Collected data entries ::
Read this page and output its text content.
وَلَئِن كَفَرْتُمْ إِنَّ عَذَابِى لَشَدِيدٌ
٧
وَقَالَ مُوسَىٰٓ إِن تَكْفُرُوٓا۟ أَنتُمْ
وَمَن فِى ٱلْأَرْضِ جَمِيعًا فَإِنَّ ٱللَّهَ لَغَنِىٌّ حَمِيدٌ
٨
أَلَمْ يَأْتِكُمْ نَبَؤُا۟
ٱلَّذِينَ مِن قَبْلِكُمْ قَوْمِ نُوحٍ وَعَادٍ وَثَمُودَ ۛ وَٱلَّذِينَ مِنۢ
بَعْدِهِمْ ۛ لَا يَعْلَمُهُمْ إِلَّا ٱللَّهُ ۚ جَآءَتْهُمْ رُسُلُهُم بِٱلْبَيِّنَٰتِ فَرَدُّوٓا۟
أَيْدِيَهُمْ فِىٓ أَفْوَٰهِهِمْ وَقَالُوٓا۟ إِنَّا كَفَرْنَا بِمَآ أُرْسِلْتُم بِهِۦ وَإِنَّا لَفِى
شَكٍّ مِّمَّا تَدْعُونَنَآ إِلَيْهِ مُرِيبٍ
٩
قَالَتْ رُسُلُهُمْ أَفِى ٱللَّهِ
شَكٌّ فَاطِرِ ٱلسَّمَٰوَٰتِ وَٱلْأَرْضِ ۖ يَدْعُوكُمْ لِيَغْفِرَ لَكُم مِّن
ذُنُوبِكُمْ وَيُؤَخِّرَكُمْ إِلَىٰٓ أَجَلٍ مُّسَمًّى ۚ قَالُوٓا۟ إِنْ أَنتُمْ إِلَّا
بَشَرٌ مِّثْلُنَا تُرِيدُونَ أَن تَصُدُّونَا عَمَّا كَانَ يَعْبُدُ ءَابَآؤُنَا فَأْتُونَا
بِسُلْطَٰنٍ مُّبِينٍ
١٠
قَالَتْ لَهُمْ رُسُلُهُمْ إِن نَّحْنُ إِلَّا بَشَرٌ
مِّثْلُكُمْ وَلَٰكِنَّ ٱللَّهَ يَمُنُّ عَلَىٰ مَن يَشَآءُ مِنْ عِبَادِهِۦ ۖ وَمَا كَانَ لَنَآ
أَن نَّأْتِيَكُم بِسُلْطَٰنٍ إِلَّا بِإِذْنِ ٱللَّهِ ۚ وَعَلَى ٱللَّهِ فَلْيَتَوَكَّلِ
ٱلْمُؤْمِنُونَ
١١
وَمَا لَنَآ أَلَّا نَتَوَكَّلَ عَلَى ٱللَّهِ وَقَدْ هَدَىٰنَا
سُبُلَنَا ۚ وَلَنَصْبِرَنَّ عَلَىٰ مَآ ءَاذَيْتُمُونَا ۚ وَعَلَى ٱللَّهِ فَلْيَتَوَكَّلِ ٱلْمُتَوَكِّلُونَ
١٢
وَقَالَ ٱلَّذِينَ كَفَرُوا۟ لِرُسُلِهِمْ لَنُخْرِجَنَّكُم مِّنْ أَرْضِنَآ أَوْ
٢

WRITTEN REQUEST ::
Print again each line of the listing above, exactly as it appears.

RESPONSE ::
Read this page and output its text content.
وَلَئِن كَفَرْتُمْ إِنَّ عَذَابِى لَشَدِيدٌ
٧
وَقَالَ مُوسَىٰٓ إِن تَكْفُرُوٓا۟ أَنتُمْ
وَمَن فِى ٱلْأَرْضِ جَمِيعًا فَإِنَّ ٱللَّهَ لَغَنِىٌّ حَمِيدٌ
٨
أَلَمْ يَأْتِكُمْ نَبَؤُا۟
ٱلَّذِينَ مِن قَبْلِكُمْ قَوْمِ نُوحٍ وَعَادٍ وَثَمُودَ ۛ وَٱلَّذِينَ مِنۢ
بَعْدِهِمْ ۛ لَا يَعْلَمُهُمْ إِلَّا ٱللَّهُ ۚ جَآءَتْهُمْ رُسُلُهُم بِٱلْبَيِّنَٰتِ فَرَدُّوٓا۟
أَيْدِيَهُمْ فِىٓ أَفْوَٰهِهِمْ وَقَالُوٓا۟ إِنَّا كَفَرْنَا بِمَآ أُرْسِلْتُم بِهِۦ وَإِنَّا لَفِى
شَكٍّ مِّمَّا تَدْعُونَنَآ إِلَيْهِ مُرِيبٍ
٩
قَالَتْ رُسُلُهُمْ أَفِى ٱللَّهِ
شَكٌّ فَاطِرِ ٱلسَّمَٰوَٰتِ وَٱلْأَرْضِ ۖ يَدْعُوكُمْ لِيَغْفِرَ لَكُم مِّن
ذُنُوبِكُمْ وَيُؤَخِّرَكُمْ إِلَىٰٓ أَجَلٍ مُّسَمًّى ۚ قَالُوٓا۟ إِنْ أَنتُمْ إِلَّا
بَشَرٌ مِّثْلُنَا تُرِيدُونَ أَن تَصُدُّونَا عَمَّا كَانَ يَعْبُدُ ءَابَآؤُنَا فَأْتُونَا
بِسُلْطَٰنٍ مُّبِينٍ
١٠
قَالَتْ لَهُمْ رُسُلُهُمْ إِن نَّحْنُ إِلَّا بَشَرٌ
مِّثْلُكُمْ وَلَٰكِنَّ ٱللَّهَ يَمُنُّ عَلَىٰ مَن يَشَآءُ مِنْ عِبَادِهِۦ ۖ وَمَا كَانَ لَنَآ
أَن نَّأْتِيَكُم بِسُلْطَٰنٍ إِلَّا بِإِذْنِ ٱللَّهِ ۚ وَعَلَى ٱللَّهِ فَلْيَتَوَكَّلِ
ٱلْمُؤْمِنُونَ
١١
وَمَا لَنَآ أَلَّا نَتَوَكَّلَ عَلَى ٱللَّهِ وَقَدْ هَدَىٰنَا
سُبُلَنَا ۚ وَلَنَصْبِرَنَّ عَلَىٰ مَآ ءَاذَيْتُمُونَا ۚ وَعَلَى ٱللَّهِ فَلْيَتَوَكَّلِ ٱلْمُتَوَكِّلُونَ
١٢
وَقَالَ ٱلَّذِينَ كَفَرُوا۟ لِرُسُلِهِمْ لَنُخْرِجَنَّكُم مِّنْ أَرْضِنَآ أَوْ
٢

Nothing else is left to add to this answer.